Your objective: Filter the lines below and copy out every one that contains the string "search".

Material provided:
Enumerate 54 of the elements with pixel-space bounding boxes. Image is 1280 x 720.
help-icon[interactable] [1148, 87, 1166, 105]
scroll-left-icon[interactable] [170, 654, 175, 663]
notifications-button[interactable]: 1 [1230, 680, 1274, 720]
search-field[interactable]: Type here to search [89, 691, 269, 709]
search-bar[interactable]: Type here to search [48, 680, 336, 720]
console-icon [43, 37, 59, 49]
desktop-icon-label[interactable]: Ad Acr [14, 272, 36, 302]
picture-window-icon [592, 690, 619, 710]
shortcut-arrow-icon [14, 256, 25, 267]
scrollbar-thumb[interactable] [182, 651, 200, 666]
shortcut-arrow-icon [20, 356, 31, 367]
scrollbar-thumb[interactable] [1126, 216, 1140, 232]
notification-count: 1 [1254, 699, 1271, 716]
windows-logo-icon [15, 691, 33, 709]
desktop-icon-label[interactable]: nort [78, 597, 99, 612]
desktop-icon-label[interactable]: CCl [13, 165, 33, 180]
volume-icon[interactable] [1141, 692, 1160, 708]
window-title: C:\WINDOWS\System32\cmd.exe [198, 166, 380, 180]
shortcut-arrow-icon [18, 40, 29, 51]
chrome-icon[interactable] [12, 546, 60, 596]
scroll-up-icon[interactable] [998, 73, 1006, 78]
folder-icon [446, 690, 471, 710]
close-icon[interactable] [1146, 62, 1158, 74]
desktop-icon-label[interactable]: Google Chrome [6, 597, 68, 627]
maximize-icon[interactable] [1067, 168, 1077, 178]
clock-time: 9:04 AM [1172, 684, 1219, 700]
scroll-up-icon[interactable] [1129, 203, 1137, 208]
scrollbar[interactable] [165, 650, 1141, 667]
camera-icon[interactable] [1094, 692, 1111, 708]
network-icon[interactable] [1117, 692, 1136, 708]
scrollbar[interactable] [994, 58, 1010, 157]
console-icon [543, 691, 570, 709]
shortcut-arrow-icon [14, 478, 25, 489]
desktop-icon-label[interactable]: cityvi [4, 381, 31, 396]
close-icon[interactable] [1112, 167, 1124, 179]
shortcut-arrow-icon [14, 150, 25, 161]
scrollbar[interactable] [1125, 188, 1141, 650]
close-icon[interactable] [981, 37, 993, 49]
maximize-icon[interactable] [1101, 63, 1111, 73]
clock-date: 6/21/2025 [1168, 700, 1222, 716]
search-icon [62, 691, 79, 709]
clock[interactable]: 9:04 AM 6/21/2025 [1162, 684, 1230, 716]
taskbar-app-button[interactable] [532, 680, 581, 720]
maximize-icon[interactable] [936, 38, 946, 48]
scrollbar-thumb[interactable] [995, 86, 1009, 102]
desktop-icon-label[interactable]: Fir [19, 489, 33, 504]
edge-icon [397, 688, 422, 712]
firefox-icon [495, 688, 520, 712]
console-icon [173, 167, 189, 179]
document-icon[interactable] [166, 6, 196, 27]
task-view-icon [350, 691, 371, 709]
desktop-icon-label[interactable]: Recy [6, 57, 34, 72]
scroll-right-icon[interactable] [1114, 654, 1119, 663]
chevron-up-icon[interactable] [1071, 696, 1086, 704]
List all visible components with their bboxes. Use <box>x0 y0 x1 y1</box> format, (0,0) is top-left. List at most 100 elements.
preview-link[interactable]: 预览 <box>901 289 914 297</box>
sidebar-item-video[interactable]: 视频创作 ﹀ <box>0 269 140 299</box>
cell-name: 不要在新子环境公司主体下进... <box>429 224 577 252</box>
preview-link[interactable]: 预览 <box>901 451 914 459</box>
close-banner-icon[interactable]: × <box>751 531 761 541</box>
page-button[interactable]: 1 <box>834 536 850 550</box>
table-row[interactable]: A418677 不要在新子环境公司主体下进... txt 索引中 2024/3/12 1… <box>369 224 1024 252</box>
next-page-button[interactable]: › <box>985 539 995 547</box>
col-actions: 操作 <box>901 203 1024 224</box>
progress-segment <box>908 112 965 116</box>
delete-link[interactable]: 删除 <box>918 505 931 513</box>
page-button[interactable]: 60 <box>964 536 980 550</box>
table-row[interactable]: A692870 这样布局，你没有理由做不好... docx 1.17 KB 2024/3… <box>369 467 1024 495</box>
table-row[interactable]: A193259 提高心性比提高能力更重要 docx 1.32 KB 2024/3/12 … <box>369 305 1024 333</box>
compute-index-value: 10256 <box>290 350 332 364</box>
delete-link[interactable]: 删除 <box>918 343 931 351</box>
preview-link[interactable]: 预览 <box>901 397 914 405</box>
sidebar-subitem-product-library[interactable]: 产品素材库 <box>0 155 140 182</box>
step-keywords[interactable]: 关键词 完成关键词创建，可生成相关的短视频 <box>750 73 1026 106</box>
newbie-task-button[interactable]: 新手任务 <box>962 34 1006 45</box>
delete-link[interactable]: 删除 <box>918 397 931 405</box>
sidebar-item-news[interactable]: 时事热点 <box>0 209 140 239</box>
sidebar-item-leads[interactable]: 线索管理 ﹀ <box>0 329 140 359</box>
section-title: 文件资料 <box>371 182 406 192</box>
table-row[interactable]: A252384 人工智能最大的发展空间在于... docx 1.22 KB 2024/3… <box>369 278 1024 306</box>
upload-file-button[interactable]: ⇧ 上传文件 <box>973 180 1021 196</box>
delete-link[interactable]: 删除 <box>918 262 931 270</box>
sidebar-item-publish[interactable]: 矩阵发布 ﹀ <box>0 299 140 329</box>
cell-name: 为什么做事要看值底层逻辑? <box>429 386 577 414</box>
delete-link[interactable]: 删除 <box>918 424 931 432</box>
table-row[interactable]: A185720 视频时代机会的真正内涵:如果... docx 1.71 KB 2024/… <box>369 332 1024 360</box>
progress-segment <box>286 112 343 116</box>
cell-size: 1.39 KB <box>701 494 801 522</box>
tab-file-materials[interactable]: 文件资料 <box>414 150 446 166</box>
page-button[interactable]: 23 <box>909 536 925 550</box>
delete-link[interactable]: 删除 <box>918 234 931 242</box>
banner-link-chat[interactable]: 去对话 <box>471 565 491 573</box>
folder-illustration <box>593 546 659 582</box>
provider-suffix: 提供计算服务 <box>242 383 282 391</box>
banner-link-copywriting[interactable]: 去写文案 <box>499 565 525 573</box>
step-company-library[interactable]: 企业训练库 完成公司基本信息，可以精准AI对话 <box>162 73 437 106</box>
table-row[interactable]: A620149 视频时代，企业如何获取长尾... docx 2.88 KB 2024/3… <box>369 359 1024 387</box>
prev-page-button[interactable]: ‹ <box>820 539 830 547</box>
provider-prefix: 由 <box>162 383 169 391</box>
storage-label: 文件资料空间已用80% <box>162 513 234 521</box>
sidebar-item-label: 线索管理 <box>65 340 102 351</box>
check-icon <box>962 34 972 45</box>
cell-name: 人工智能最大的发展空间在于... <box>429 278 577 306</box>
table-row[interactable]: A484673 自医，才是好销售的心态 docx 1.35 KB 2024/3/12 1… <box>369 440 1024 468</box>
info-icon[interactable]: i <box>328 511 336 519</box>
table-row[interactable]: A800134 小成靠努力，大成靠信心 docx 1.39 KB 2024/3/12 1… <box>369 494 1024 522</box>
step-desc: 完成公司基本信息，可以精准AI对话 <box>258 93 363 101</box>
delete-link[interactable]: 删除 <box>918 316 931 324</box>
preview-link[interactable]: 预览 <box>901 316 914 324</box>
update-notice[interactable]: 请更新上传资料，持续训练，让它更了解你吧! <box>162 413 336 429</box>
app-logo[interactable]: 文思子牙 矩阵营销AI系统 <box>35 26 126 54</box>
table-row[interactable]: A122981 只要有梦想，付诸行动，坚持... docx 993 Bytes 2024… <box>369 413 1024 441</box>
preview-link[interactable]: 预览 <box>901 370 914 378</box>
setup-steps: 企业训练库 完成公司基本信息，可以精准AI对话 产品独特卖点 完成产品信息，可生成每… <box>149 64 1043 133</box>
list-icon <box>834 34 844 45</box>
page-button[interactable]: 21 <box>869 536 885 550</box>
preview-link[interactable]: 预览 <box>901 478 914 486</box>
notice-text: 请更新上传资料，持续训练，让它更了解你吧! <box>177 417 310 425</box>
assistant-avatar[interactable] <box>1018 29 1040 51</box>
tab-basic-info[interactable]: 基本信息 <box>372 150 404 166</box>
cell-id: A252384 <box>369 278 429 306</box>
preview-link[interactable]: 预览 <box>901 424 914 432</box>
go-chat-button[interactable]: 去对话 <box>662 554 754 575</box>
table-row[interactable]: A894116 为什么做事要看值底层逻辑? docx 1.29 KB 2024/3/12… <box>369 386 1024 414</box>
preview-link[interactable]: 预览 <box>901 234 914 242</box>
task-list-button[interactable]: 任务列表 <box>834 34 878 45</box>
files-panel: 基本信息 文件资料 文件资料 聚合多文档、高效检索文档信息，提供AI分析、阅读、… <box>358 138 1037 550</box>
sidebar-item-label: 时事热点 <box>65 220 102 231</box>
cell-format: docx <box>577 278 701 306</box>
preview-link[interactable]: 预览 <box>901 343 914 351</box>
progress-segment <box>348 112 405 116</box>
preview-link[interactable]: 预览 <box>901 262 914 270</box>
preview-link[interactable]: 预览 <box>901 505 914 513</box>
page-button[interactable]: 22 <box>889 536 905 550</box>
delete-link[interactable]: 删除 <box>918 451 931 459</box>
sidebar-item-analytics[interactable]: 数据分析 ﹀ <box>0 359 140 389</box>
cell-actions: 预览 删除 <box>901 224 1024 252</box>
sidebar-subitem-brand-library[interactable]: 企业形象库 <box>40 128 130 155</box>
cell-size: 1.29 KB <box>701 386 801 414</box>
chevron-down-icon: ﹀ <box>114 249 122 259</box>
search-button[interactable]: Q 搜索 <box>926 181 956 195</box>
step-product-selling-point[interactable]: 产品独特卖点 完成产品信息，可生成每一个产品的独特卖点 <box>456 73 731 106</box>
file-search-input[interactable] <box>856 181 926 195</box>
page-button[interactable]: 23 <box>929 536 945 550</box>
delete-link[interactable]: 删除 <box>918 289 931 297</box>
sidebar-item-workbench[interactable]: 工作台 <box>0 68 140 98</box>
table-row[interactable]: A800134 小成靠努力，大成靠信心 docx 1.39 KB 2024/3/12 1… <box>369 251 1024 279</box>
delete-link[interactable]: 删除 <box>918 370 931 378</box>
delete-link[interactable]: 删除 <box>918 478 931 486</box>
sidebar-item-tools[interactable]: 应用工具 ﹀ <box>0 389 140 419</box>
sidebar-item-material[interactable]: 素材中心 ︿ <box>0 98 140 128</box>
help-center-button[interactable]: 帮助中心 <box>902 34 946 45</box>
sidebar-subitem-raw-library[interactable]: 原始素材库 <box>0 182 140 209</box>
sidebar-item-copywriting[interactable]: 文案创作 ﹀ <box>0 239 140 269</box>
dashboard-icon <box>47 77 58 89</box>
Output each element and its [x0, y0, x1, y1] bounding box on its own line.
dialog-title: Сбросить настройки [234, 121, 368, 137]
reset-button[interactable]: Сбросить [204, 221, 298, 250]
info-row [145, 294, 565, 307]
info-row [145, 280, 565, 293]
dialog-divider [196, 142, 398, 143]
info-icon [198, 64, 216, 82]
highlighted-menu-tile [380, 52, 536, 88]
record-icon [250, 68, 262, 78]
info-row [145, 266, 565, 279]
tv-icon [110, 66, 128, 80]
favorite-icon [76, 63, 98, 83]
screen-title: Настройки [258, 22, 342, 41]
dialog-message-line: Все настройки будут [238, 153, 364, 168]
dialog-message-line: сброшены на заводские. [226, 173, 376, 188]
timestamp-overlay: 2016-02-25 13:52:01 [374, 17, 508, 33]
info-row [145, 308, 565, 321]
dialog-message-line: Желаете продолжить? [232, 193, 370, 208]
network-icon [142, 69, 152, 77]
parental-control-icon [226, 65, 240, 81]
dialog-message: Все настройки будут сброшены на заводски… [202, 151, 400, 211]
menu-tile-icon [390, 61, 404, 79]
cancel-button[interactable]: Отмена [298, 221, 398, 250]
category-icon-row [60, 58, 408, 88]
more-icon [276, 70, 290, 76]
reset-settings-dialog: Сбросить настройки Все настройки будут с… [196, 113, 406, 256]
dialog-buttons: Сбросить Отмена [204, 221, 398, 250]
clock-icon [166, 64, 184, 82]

Exercise response:
search-field[interactable]: Type here to search [89, 691, 269, 709]
search-bar[interactable]: Type here to search [48, 680, 336, 720]
search-icon [62, 691, 79, 709]
search-button[interactable]: Q 搜索 <box>926 181 956 195</box>
file-search-input[interactable] <box>856 181 926 195</box>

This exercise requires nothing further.